MATERIAL TO PROCESS:

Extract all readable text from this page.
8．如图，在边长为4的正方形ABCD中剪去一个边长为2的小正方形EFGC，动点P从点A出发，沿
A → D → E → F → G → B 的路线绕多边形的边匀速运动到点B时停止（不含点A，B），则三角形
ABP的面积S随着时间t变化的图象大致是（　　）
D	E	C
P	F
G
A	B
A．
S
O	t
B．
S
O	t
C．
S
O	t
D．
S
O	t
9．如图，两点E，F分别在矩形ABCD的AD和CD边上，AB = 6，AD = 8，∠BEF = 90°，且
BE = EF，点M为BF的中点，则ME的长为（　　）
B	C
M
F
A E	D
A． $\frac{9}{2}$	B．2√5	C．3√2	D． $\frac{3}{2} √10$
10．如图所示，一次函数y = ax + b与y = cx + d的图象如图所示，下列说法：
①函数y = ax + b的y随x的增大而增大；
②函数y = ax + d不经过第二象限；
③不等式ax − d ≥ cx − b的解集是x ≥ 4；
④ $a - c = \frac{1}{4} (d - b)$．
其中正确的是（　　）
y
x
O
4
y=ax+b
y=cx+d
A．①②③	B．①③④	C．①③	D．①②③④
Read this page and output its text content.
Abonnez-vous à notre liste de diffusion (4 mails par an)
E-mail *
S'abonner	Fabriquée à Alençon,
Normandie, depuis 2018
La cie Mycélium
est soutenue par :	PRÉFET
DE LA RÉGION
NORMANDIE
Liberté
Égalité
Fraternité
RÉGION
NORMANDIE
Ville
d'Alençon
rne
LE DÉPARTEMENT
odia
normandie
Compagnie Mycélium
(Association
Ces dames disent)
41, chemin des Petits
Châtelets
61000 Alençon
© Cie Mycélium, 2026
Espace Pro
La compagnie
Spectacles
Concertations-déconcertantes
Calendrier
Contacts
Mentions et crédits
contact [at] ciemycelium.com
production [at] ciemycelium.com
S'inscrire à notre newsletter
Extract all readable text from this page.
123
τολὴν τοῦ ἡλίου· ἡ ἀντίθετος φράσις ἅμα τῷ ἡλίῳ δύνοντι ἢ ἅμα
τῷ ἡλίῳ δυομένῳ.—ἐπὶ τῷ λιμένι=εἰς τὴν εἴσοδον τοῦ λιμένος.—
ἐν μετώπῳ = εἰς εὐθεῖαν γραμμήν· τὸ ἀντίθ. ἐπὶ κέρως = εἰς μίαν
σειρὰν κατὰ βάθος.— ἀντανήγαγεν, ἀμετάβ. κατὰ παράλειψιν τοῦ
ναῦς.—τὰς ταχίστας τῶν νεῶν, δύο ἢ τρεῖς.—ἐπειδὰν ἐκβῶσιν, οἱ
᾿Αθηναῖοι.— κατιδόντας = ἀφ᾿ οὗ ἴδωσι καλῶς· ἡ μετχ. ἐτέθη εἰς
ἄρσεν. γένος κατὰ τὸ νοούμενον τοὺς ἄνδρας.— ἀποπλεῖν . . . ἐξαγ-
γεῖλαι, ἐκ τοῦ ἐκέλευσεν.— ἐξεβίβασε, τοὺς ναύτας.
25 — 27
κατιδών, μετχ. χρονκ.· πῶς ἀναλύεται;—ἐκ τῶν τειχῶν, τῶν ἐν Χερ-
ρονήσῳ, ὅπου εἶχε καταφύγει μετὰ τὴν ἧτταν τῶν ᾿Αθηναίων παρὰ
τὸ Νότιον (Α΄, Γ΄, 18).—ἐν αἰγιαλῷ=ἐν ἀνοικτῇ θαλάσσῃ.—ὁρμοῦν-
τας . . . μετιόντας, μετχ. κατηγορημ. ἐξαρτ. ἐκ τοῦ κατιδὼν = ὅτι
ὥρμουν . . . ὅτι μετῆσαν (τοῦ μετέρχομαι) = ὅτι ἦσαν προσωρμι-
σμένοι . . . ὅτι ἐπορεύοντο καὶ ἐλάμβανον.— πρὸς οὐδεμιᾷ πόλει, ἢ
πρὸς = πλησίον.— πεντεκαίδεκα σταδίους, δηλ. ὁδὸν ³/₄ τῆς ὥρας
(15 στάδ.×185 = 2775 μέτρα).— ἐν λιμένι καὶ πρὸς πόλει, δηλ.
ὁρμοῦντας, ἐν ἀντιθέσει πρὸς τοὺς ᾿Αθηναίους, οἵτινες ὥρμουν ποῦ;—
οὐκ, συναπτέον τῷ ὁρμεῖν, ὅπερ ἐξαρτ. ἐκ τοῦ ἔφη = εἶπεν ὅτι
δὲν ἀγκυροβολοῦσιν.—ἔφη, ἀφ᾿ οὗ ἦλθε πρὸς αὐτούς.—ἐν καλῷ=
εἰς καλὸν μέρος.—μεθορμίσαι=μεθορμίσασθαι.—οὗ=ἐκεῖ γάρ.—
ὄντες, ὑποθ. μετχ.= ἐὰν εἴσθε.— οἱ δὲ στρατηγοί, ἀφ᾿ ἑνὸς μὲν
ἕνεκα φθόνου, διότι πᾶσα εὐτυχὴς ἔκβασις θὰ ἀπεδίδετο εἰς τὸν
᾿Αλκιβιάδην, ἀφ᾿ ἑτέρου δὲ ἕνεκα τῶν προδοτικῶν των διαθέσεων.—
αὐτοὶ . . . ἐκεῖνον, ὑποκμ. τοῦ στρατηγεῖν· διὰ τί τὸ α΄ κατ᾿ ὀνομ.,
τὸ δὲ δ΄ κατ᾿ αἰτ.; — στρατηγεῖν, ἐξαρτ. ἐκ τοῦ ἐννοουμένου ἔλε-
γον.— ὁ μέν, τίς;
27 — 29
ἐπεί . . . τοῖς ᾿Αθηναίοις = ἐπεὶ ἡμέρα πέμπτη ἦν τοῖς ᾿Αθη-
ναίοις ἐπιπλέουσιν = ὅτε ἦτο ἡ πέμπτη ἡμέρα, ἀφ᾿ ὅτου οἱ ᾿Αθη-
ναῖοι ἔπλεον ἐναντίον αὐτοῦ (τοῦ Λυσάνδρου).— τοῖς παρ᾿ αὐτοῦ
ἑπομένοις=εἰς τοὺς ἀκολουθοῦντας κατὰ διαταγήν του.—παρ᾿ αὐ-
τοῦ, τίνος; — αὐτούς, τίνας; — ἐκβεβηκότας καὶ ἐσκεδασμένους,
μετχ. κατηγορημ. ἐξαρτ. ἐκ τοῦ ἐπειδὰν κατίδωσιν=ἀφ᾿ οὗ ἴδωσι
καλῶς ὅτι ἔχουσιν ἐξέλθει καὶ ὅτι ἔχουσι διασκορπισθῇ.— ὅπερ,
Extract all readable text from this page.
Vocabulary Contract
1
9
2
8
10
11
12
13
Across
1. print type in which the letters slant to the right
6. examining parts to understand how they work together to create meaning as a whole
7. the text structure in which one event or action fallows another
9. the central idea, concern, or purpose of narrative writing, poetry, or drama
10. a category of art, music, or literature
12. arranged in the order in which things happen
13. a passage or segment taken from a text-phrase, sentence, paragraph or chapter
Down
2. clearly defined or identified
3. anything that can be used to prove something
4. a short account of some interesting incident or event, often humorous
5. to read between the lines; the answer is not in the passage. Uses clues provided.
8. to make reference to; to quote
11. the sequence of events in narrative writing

WORK TO BE COMPLETED: Scan the listing above and copy all lines containing the word "τοὺς".

FULL ANSWER:
ἄρσεν. γένος κατὰ τὸ νοούμενον τοὺς ἄνδρας.— ἀποπλεῖν . . . ἐξαγ-
γεῖλαι, ἐκ τοῦ ἐκέλευσεν.— ἐξεβίβασε, τοὺς ναύτας.
ὁρμοῦντας, ἐν ἀντιθέσει πρὸς τοὺς ᾿Αθηναίους, οἵτινες ὥρμουν ποῦ;—
ἑπομένοις=εἰς τοὺς ἀκολουθοῦντας κατὰ διαταγήν του.—παρ᾿ αὐ-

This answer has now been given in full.